• **作業内容**
a. 抜粋の中で氏名が示されている人物をすべて挙げてください。
b. 一覧の「message-line: 한국장학재단 장학신청」を含む行から一覧の末尾の行までを、Markdownの表に変換してください。列は「番号」（1からの連番）と「行」の2つとし、空行は除きます。
::: 抜粋
ザ・スターゲイザーズのジャケット写真に
エメラルド・グリーンが眩しい、オースチンA90アトランティック・コンバーチブルは幸運だった。数10年間も倉庫に放置されていながら、最高の美しさを取り戻すことができた。現オーナー、デイビッド・ホワイリー氏の献身的なレストアによって。
【画像】神秘的な流線型 オースチン・アトランティック・コンバーチブル 同時期の英国車も 全113枚
この斬新なコンバーチブルを、筆者が初めて目にしたのは約40年前。ナンバーはFPN 717で、ボディはホワイトに塗られていた。
その頃、自分はレコード・ジャケットのデザイナーとして忙しい日々を楽しんでいた。数え切れないほどのミュージシャンのLPを手掛けたが、そのなかに「ザ・スターゲイザーズ」というロックバンドがあった。
メンバーはレトロなフィフティーズ、1950年代のスタイルを好み、バンドの特徴にしていた。特にドラマーのリッキー・ブラウン氏は、アメリカの文化やデザインに魅了されていた。
1982年の新アルバム「ウォッチ・ディス・スペイス」で、彼らは印象的なクラシックカーを登場させたいと考えた。ただし、大きなフィンのついたアメリカン・コンバーチブル以外のモデルを希望していた。
リッキーはクルマにも夢中で、デイブ・クロッパー氏というカーコレクターと知り合いだった。彼はフォード・コンサルやゼファーといったサルーンを主に集めていたが、珍しいオースチンA90アトランティックも所有していたのだ。
::::::
::: 表示項目
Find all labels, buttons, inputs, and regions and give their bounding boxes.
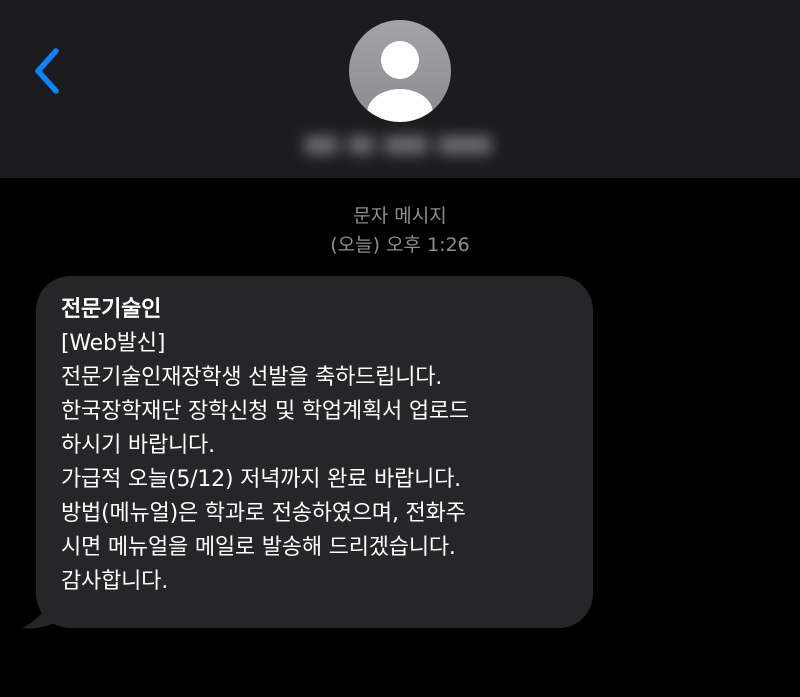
message-line: 한국장학재단 장학신청 및 학업계획서 업로드 [61,399,469,424]
message-line: 감사합니다. [61,569,168,594]
contact-name-redacted[interactable] [296,128,500,162]
message-sender: 전문기술인 [61,297,162,322]
message-line: 시면 메뉴얼을 메일로 발송해 드리겠습니다. [61,535,456,560]
message-line: 전문기술인재장학생 선발을 축하드립니다. [61,365,443,390]
conversation-header [0,0,800,178]
message-type-label: 문자 메시지 [353,205,447,227]
chevron-left-icon [35,48,59,94]
message-timestamp: (오늘) 오후 1:26 [330,234,470,256]
person-silhouette-icon [367,41,433,122]
message-bubble[interactable]: 전문기술인 [Web발신] 전문기술인재장학생 선발을 축하드립니다. 한국장학… [36,276,593,628]
message-line: 가급적 오늘(5/12) 저녁까지 완료 바랍니다. [61,467,461,492]
back-button[interactable] [26,44,70,100]
contact-avatar[interactable] [349,20,451,122]
message-line: [Web발신] [61,331,166,356]
message-line: 하시기 바랍니다. [61,433,215,458]
message-line: 방법(메뉴얼)은 학과로 전송하였으며, 전화주 [61,501,466,526]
::::::
• **回答一覧**
a.
- デイビッド・ホワイリー氏
- リッキー・ブラウン氏
- デイブ・クロッパー氏

b.
| 番号 | 行 |
|---|---|
| 1 | message-line: 한국장학재단 장학신청 및 학업계획서 업로드 [61,399,469,424] |
| 2 | message-line: 감사합니다. [61,569,168,594] |
| 3 | contact-name-redacted[interactable] [296,128,500,162] |
| 4 | message-sender: 전문기술인 [61,297,162,322] |
| 5 | message-line: 시면 메뉴얼을 메일로 발송해 드리겠습니다. [61,535,456,560] |
| 6 | message-line: 전문기술인재장학생 선발을 축하드립니다. [61,365,443,390] |
| 7 | conversation-header [0,0,800,178] |
| 8 | message-type-label: 문자 메시지 [353,205,447,227] |
| 9 | chevron-left-icon [35,48,59,94] |
| 10 | message-timestamp: (오늘) 오후 1:26 [330,234,470,256] |
| 11 | person-silhouette-icon [367,41,433,122] |
| 12 | message-bubble[interactable]: 전문기술인 [Web발신] 전문기술인재장학생 선발을 축하드립니다. 한국장학… [36,276,593,628] |
| 13 | message-line: 가급적 오늘(5/12) 저녁까지 완료 바랍니다. [61,467,461,492] |
| 14 | back-button[interactable] [26,44,70,100] |
| 15 | contact-avatar[interactable] [349,20,451,122] |
| 16 | message-line: [Web발신] [61,331,166,356] |
| 17 | message-line: 하시기 바랍니다. [61,433,215,458] |
| 18 | message-line: 방법(메뉴얼)은 학과로 전송하였으며, 전화주 [61,501,466,526] |